> **EXERCISE INSTRUCTIONS**:
Restate all of the entries exactly, dropping any pictures they hold.

> **INFORMATION GIVEN**:
------------------------------------------------------------

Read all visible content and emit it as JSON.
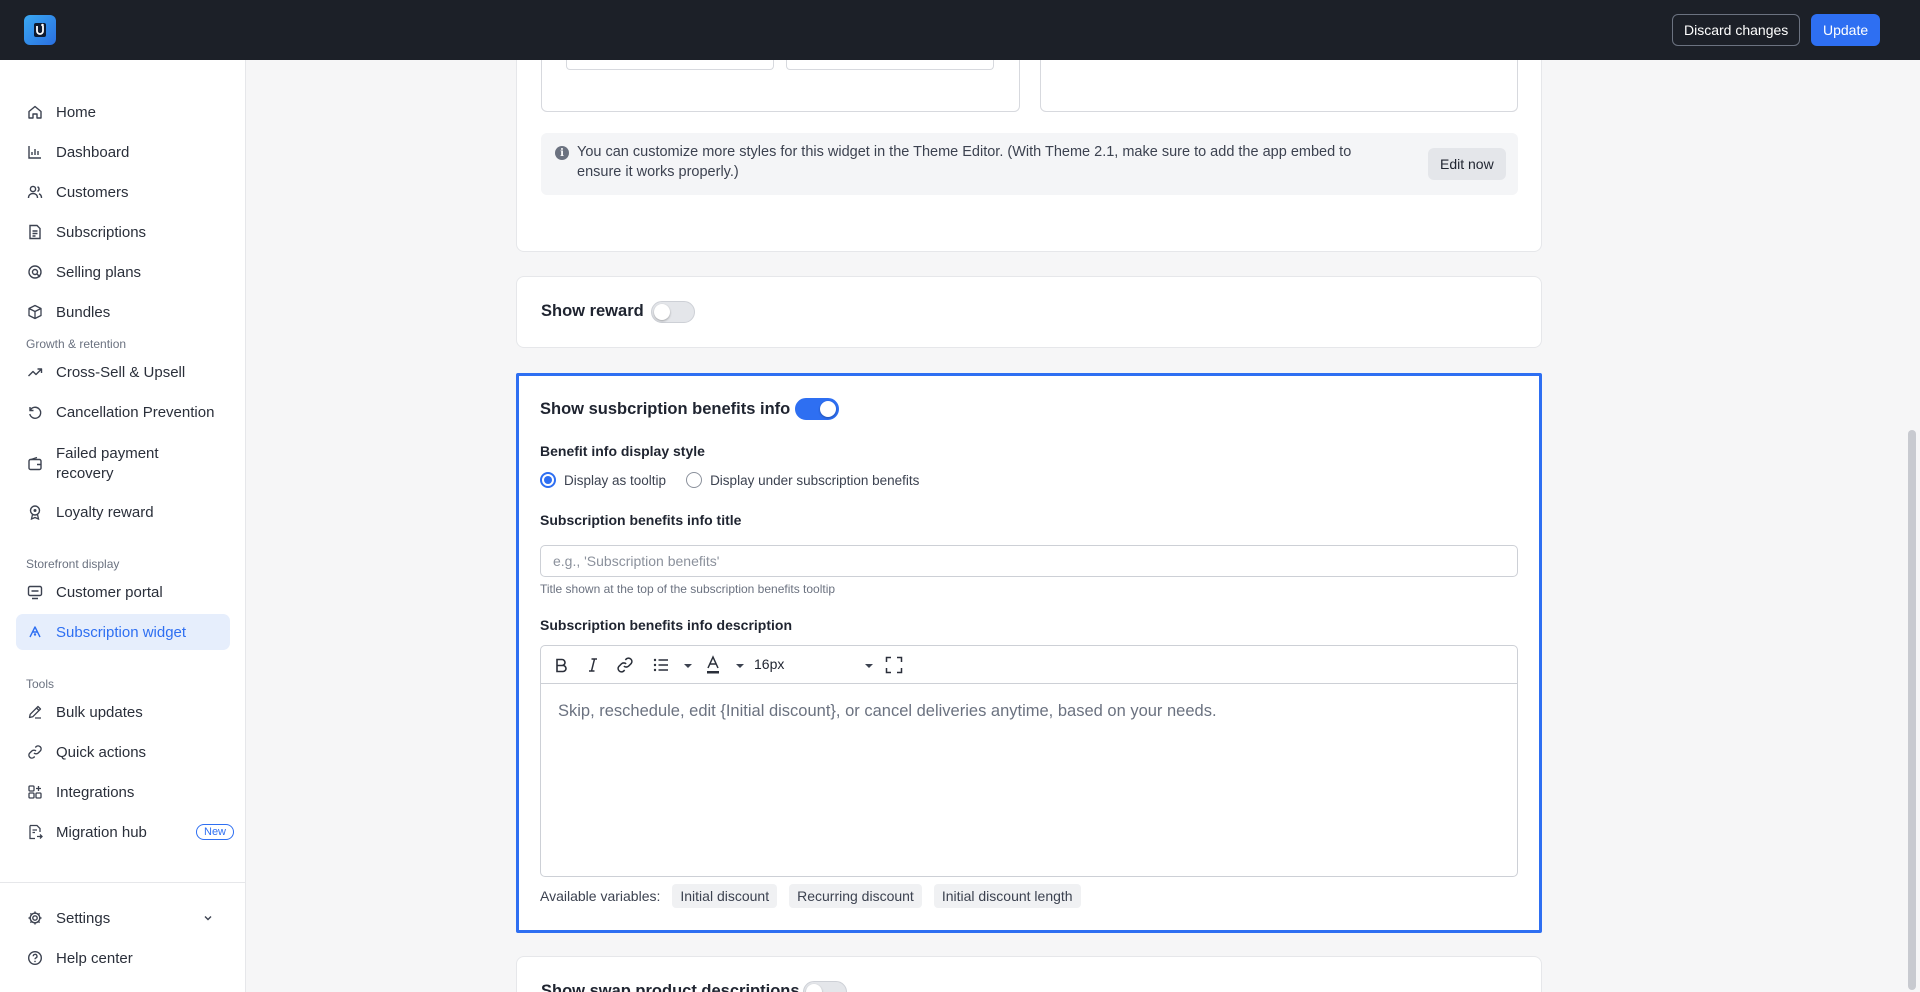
{
  "header": {
    "discard_label": "Discard changes",
    "update_label": "Update"
  },
  "sidebar": {
    "main_items": [
      {
        "label": "Home",
        "icon": "home-icon"
      },
      {
        "label": "Dashboard",
        "icon": "bar-chart-icon"
      },
      {
        "label": "Customers",
        "icon": "users-icon"
      },
      {
        "label": "Subscriptions",
        "icon": "document-icon"
      },
      {
        "label": "Selling plans",
        "icon": "tag-icon"
      },
      {
        "label": "Bundles",
        "icon": "package-icon"
      }
    ],
    "growth_label": "Growth & retention",
    "growth_items": [
      {
        "label": "Cross-Sell & Upsell",
        "icon": "trending-up-icon"
      },
      {
        "label": "Cancellation Prevention",
        "icon": "rotate-icon"
      },
      {
        "label": "Failed payment recovery",
        "icon": "wallet-icon"
      },
      {
        "label": "Loyalty reward",
        "icon": "award-icon"
      }
    ],
    "storefront_label": "Storefront display",
    "storefront_items": [
      {
        "label": "Customer portal",
        "icon": "monitor-icon"
      },
      {
        "label": "Subscription widget",
        "icon": "widget-icon",
        "active": true
      }
    ],
    "tools_label": "Tools",
    "tools_items": [
      {
        "label": "Bulk updates",
        "icon": "pencil-icon"
      },
      {
        "label": "Quick actions",
        "icon": "link-icon"
      },
      {
        "label": "Integrations",
        "icon": "grid-icon"
      },
      {
        "label": "Migration hub",
        "icon": "migrate-icon",
        "badge": "New"
      }
    ],
    "settings_label": "Settings",
    "help_label": "Help center"
  },
  "theme_info": {
    "text": "You can customize more styles for this widget in the Theme Editor. (With Theme 2.1, make sure to add the app embed to ensure it works properly.)",
    "edit_now_label": "Edit now"
  },
  "show_reward": {
    "title": "Show reward",
    "enabled": false
  },
  "benefits": {
    "title": "Show susbcription benefits info",
    "enabled": true,
    "display_style_label": "Benefit info display style",
    "display_options": [
      {
        "label": "Display as tooltip",
        "checked": true
      },
      {
        "label": "Display under subscription benefits",
        "checked": false
      }
    ],
    "info_title_label": "Subscription benefits info title",
    "info_title_value": "",
    "info_title_placeholder": "e.g., 'Subscription benefits'",
    "info_title_help": "Title shown at the top of the subscription benefits tooltip",
    "description_label": "Subscription benefits info description",
    "font_size": "16px",
    "description_text": "Skip, reschedule, edit {Initial discount}, or cancel deliveries anytime, based on your needs.",
    "variables_label": "Available variables:",
    "variables": [
      "Initial discount",
      "Recurring discount",
      "Initial discount length"
    ]
  },
  "show_swap": {
    "title": "Show swap product descriptions",
    "enabled": false
  },
  "colors": {
    "accent": "#2e6ff2",
    "topbar": "#1c2028",
    "active_nav_bg": "#e6eefc"
  }
}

------------------------------------------------------------

> **TASK OUTPUT**:
Read all visible content and emit it as JSON.
{
  "header": {
    "discard_label": "Discard changes",
    "update_label": "Update"
  },
  "sidebar": {
    "main_items": [
      {
        "label": "Home",
        "icon": "home-icon"
      },
      {
        "label": "Dashboard",
        "icon": "bar-chart-icon"
      },
      {
        "label": "Customers",
        "icon": "users-icon"
      },
      {
        "label": "Subscriptions",
        "icon": "document-icon"
      },
      {
        "label": "Selling plans",
        "icon": "tag-icon"
      },
      {
        "label": "Bundles",
        "icon": "package-icon"
      }
    ],
    "growth_label": "Growth & retention",
    "growth_items": [
      {
        "label": "Cross-Sell & Upsell",
        "icon": "trending-up-icon"
      },
      {
        "label": "Cancellation Prevention",
        "icon": "rotate-icon"
      },
      {
        "label": "Failed payment recovery",
        "icon": "wallet-icon"
      },
      {
        "label": "Loyalty reward",
        "icon": "award-icon"
      }
    ],
    "storefront_label": "Storefront display",
    "storefront_items": [
      {
        "label": "Customer portal",
        "icon": "monitor-icon"
      },
      {
        "label": "Subscription widget",
        "icon": "widget-icon",
        "active": true
      }
    ],
    "tools_label": "Tools",
    "tools_items": [
      {
        "label": "Bulk updates",
        "icon": "pencil-icon"
      },
      {
        "label": "Quick actions",
        "icon": "link-icon"
      },
      {
        "label": "Integrations",
        "icon": "grid-icon"
      },
      {
        "label": "Migration hub",
        "icon": "migrate-icon",
        "badge": "New"
      }
    ],
    "settings_label": "Settings",
    "help_label": "Help center"
  },
  "theme_info": {
    "text": "You can customize more styles for this widget in the Theme Editor. (With Theme 2.1, make sure to add the app embed to ensure it works properly.)",
    "edit_now_label": "Edit now"
  },
  "show_reward": {
    "title": "Show reward",
    "enabled": false
  },
  "benefits": {
    "title": "Show susbcription benefits info",
    "enabled": true,
    "display_style_label": "Benefit info display style",
    "display_options": [
      {
        "label": "Display as tooltip",
        "checked": true
      },
      {
        "label": "Display under subscription benefits",
        "checked": false
      }
    ],
    "info_title_label": "Subscription benefits info title",
    "info_title_value": "",
    "info_title_placeholder": "e.g., 'Subscription benefits'",
    "info_title_help": "Title shown at the top of the subscription benefits tooltip",
    "description_label": "Subscription benefits info description",
    "font_size": "16px",
    "description_text": "Skip, reschedule, edit {Initial discount}, or cancel deliveries anytime, based on your needs.",
    "variables_label": "Available variables:",
    "variables": [
      "Initial discount",
      "Recurring discount",
      "Initial discount length"
    ]
  },
  "show_swap": {
    "title": "Show swap product descriptions",
    "enabled": false
  },
  "colors": {
    "accent": "#2e6ff2",
    "topbar": "#1c2028",
    "active_nav_bg": "#e6eefc"
  }
}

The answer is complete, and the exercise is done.